• **Provided material**
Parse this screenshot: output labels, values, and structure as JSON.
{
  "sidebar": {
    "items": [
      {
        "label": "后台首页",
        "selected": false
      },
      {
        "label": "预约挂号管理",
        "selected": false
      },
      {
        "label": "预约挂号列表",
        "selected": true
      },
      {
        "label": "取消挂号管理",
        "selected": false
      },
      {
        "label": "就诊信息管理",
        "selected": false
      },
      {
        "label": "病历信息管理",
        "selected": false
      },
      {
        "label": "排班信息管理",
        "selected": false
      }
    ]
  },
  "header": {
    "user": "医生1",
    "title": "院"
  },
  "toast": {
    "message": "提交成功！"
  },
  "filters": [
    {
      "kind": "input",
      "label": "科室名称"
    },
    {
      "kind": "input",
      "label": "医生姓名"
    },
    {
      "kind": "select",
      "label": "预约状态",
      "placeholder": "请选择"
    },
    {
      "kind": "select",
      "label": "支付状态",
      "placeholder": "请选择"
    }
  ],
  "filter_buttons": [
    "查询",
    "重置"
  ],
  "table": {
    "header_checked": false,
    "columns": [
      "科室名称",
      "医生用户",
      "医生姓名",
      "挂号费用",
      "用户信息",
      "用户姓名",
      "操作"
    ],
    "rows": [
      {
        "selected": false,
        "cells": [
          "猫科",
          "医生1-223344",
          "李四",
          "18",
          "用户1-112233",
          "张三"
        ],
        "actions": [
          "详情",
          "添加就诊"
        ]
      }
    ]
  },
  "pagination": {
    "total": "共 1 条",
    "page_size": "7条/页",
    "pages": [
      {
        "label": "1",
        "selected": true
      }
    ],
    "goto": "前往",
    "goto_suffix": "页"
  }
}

• **Task**
Return the material exactly as it stands.

• **Output for this exercise**
Parse this screenshot: output labels, values, and structure as JSON.
{
  "sidebar": {
    "items": [
      {
        "label": "后台首页",
        "selected": false
      },
      {
        "label": "预约挂号管理",
        "selected": false
      },
      {
        "label": "预约挂号列表",
        "selected": true
      },
      {
        "label": "取消挂号管理",
        "selected": false
      },
      {
        "label": "就诊信息管理",
        "selected": false
      },
      {
        "label": "病历信息管理",
        "selected": false
      },
      {
        "label": "排班信息管理",
        "selected": false
      }
    ]
  },
  "header": {
    "user": "医生1",
    "title": "院"
  },
  "toast": {
    "message": "提交成功！"
  },
  "filters": [
    {
      "kind": "input",
      "label": "科室名称"
    },
    {
      "kind": "input",
      "label": "医生姓名"
    },
    {
      "kind": "select",
      "label": "预约状态",
      "placeholder": "请选择"
    },
    {
      "kind": "select",
      "label": "支付状态",
      "placeholder": "请选择"
    }
  ],
  "filter_buttons": [
    "查询",
    "重置"
  ],
  "table": {
    "header_checked": false,
    "columns": [
      "科室名称",
      "医生用户",
      "医生姓名",
      "挂号费用",
      "用户信息",
      "用户姓名",
      "操作"
    ],
    "rows": [
      {
        "selected": false,
        "cells": [
          "猫科",
          "医生1-223344",
          "李四",
          "18",
          "用户1-112233",
          "张三"
        ],
        "actions": [
          "详情",
          "添加就诊"
        ]
      }
    ]
  },
  "pagination": {
    "total": "共 1 条",
    "page_size": "7条/页",
    "pages": [
      {
        "label": "1",
        "selected": true
      }
    ],
    "goto": "前往",
    "goto_suffix": "页"
  }
}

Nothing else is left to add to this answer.